Begin Excerpted records

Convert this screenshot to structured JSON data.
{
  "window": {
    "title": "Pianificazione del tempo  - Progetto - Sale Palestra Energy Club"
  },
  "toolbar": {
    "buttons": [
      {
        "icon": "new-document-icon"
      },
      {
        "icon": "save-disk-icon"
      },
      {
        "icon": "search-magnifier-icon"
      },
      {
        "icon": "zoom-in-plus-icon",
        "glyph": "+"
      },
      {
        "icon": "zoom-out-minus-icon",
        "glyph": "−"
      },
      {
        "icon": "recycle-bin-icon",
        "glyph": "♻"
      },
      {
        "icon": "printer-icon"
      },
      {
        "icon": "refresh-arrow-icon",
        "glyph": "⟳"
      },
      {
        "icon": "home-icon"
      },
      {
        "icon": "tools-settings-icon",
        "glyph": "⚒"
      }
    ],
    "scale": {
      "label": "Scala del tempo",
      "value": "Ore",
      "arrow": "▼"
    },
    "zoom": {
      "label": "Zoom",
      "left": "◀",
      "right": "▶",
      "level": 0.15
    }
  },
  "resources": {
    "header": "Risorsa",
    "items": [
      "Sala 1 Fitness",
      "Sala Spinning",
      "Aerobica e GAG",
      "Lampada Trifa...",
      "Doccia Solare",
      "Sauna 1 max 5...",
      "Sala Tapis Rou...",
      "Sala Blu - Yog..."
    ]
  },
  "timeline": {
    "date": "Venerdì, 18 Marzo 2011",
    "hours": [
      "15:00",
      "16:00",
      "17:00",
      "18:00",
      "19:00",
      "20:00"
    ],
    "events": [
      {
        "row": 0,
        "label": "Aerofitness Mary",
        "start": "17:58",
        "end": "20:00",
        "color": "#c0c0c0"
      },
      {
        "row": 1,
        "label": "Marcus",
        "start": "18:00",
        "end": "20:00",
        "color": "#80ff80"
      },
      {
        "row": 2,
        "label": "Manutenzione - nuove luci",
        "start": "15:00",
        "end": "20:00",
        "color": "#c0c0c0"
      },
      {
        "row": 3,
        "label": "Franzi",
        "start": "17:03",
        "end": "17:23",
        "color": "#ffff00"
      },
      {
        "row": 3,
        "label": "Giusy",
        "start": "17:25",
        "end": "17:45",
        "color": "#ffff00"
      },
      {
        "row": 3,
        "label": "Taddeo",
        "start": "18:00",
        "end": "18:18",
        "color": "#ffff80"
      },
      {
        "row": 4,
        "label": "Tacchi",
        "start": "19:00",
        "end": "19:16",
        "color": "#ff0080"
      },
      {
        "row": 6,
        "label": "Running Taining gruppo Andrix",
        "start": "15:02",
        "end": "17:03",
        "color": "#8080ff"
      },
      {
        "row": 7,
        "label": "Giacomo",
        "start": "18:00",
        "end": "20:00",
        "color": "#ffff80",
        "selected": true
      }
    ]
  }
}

End Excerpted records

**Instructions for the task**
Can you reproduce all the material exactly?

**Task response**
Convert this screenshot to structured JSON data.
{
  "window": {
    "title": "Pianificazione del tempo  - Progetto - Sale Palestra Energy Club"
  },
  "toolbar": {
    "buttons": [
      {
        "icon": "new-document-icon"
      },
      {
        "icon": "save-disk-icon"
      },
      {
        "icon": "search-magnifier-icon"
      },
      {
        "icon": "zoom-in-plus-icon",
        "glyph": "+"
      },
      {
        "icon": "zoom-out-minus-icon",
        "glyph": "−"
      },
      {
        "icon": "recycle-bin-icon",
        "glyph": "♻"
      },
      {
        "icon": "printer-icon"
      },
      {
        "icon": "refresh-arrow-icon",
        "glyph": "⟳"
      },
      {
        "icon": "home-icon"
      },
      {
        "icon": "tools-settings-icon",
        "glyph": "⚒"
      }
    ],
    "scale": {
      "label": "Scala del tempo",
      "value": "Ore",
      "arrow": "▼"
    },
    "zoom": {
      "label": "Zoom",
      "left": "◀",
      "right": "▶",
      "level": 0.15
    }
  },
  "resources": {
    "header": "Risorsa",
    "items": [
      "Sala 1 Fitness",
      "Sala Spinning",
      "Aerobica e GAG",
      "Lampada Trifa...",
      "Doccia Solare",
      "Sauna 1 max 5...",
      "Sala Tapis Rou...",
      "Sala Blu - Yog..."
    ]
  },
  "timeline": {
    "date": "Venerdì, 18 Marzo 2011",
    "hours": [
      "15:00",
      "16:00",
      "17:00",
      "18:00",
      "19:00",
      "20:00"
    ],
    "events": [
      {
        "row": 0,
        "label": "Aerofitness Mary",
        "start": "17:58",
        "end": "20:00",
        "color": "#c0c0c0"
      },
      {
        "row": 1,
        "label": "Marcus",
        "start": "18:00",
        "end": "20:00",
        "color": "#80ff80"
      },
      {
        "row": 2,
        "label": "Manutenzione - nuove luci",
        "start": "15:00",
        "end": "20:00",
        "color": "#c0c0c0"
      },
      {
        "row": 3,
        "label": "Franzi",
        "start": "17:03",
        "end": "17:23",
        "color": "#ffff00"
      },
      {
        "row": 3,
        "label": "Giusy",
        "start": "17:25",
        "end": "17:45",
        "color": "#ffff00"
      },
      {
        "row": 3,
        "label": "Taddeo",
        "start": "18:00",
        "end": "18:18",
        "color": "#ffff80"
      },
      {
        "row": 4,
        "label": "Tacchi",
        "start": "19:00",
        "end": "19:16",
        "color": "#ff0080"
      },
      {
        "row": 6,
        "label": "Running Taining gruppo Andrix",
        "start": "15:02",
        "end": "17:03",
        "color": "#8080ff"
      },
      {
        "row": 7,
        "label": "Giacomo",
        "start": "18:00",
        "end": "20:00",
        "color": "#ffff80",
        "selected": true
      }
    ]
  }
}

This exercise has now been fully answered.